» Instruction: Write out the whole of the material exactly.
————
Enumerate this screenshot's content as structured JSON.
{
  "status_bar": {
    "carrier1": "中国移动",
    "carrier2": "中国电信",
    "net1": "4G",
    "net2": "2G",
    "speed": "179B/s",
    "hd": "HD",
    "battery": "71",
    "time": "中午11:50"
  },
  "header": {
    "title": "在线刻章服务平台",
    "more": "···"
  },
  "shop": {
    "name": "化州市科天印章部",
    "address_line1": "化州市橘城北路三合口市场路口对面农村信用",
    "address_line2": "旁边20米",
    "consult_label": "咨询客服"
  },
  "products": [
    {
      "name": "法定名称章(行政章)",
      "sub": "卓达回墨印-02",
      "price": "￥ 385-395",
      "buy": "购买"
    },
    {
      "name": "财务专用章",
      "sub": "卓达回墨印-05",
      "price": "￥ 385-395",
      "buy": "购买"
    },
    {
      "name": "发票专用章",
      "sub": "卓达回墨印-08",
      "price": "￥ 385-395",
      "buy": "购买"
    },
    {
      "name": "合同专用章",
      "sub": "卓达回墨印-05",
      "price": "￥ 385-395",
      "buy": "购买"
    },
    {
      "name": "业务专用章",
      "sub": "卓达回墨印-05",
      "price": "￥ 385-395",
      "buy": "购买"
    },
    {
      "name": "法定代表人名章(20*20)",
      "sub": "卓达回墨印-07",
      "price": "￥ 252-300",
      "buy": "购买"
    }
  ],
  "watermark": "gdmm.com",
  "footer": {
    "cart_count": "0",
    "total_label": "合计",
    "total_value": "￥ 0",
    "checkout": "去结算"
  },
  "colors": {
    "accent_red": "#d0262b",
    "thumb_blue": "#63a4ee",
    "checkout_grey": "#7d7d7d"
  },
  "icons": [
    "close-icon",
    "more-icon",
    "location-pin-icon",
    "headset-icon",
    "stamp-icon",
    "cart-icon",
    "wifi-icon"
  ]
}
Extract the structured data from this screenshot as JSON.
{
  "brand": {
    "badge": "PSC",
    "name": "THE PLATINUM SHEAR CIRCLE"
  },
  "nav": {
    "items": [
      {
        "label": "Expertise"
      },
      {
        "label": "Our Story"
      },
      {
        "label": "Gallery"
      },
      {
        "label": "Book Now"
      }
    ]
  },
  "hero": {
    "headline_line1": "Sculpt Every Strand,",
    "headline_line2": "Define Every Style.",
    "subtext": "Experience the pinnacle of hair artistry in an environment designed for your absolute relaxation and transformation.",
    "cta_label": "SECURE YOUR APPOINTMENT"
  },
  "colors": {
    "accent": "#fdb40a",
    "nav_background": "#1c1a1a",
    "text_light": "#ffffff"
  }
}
————
» Problem solution:
Enumerate this screenshot's content as structured JSON.
{
  "status_bar": {
    "carrier1": "中国移动",
    "carrier2": "中国电信",
    "net1": "4G",
    "net2": "2G",
    "speed": "179B/s",
    "hd": "HD",
    "battery": "71",
    "time": "中午11:50"
  },
  "header": {
    "title": "在线刻章服务平台",
    "more": "···"
  },
  "shop": {
    "name": "化州市科天印章部",
    "address_line1": "化州市橘城北路三合口市场路口对面农村信用",
    "address_line2": "旁边20米",
    "consult_label": "咨询客服"
  },
  "products": [
    {
      "name": "法定名称章(行政章)",
      "sub": "卓达回墨印-02",
      "price": "￥ 385-395",
      "buy": "购买"
    },
    {
      "name": "财务专用章",
      "sub": "卓达回墨印-05",
      "price": "￥ 385-395",
      "buy": "购买"
    },
    {
      "name": "发票专用章",
      "sub": "卓达回墨印-08",
      "price": "￥ 385-395",
      "buy": "购买"
    },
    {
      "name": "合同专用章",
      "sub": "卓达回墨印-05",
      "price": "￥ 385-395",
      "buy": "购买"
    },
    {
      "name": "业务专用章",
      "sub": "卓达回墨印-05",
      "price": "￥ 385-395",
      "buy": "购买"
    },
    {
      "name": "法定代表人名章(20*20)",
      "sub": "卓达回墨印-07",
      "price": "￥ 252-300",
      "buy": "购买"
    }
  ],
  "watermark": "gdmm.com",
  "footer": {
    "cart_count": "0",
    "total_label": "合计",
    "total_value": "￥ 0",
    "checkout": "去结算"
  },
  "colors": {
    "accent_red": "#d0262b",
    "thumb_blue": "#63a4ee",
    "checkout_grey": "#7d7d7d"
  },
  "icons": [
    "close-icon",
    "more-icon",
    "location-pin-icon",
    "headset-icon",
    "stamp-icon",
    "cart-icon",
    "wifi-icon"
  ]
}
Extract the structured data from this screenshot as JSON.
{
  "brand": {
    "badge": "PSC",
    "name": "THE PLATINUM SHEAR CIRCLE"
  },
  "nav": {
    "items": [
      {
        "label": "Expertise"
      },
      {
        "label": "Our Story"
      },
      {
        "label": "Gallery"
      },
      {
        "label": "Book Now"
      }
    ]
  },
  "hero": {
    "headline_line1": "Sculpt Every Strand,",
    "headline_line2": "Define Every Style.",
    "subtext": "Experience the pinnacle of hair artistry in an environment designed for your absolute relaxation and transformation.",
    "cta_label": "SECURE YOUR APPOINTMENT"
  },
  "colors": {
    "accent": "#fdb40a",
    "nav_background": "#1c1a1a",
    "text_light": "#ffffff"
  }
}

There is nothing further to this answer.